-- RECORDS FOR THE EXERCISE start --

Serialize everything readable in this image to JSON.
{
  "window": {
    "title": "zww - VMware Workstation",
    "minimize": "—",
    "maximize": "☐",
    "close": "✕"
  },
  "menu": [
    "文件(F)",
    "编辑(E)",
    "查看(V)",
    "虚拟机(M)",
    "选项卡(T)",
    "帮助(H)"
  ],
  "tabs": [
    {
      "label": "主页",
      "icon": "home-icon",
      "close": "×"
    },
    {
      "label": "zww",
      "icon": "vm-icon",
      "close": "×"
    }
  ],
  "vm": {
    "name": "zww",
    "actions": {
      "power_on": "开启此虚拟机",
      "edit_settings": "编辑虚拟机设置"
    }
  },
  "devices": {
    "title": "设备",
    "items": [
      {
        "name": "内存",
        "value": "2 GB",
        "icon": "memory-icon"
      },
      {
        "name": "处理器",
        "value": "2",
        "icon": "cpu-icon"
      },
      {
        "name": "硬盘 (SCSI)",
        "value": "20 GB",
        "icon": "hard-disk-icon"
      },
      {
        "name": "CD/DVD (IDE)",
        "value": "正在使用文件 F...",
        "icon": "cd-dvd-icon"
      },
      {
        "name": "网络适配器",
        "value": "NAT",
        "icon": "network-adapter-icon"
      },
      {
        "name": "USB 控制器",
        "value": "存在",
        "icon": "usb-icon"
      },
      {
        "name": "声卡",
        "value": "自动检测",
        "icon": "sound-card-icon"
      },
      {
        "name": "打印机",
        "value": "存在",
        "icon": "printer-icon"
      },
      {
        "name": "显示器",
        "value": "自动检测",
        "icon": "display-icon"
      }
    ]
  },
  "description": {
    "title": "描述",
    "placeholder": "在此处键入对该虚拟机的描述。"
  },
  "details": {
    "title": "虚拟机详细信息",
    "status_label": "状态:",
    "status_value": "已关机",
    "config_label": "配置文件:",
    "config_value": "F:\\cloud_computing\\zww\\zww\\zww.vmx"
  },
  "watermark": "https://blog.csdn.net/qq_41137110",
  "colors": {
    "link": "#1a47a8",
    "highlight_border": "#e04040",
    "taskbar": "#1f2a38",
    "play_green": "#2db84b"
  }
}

-- RECORDS FOR THE EXERCISE end --

WHAT YOU HAVE TO DO
Display every line of the listing that contains the string "icon".

OUTPUT BELOW
      "icon": "home-icon",
      "icon": "vm-icon",
        "icon": "memory-icon"
        "icon": "cpu-icon"
        "icon": "hard-disk-icon"
        "icon": "cd-dvd-icon"
        "icon": "network-adapter-icon"
        "icon": "usb-icon"
        "icon": "sound-card-icon"
        "icon": "printer-icon"
        "icon": "display-icon"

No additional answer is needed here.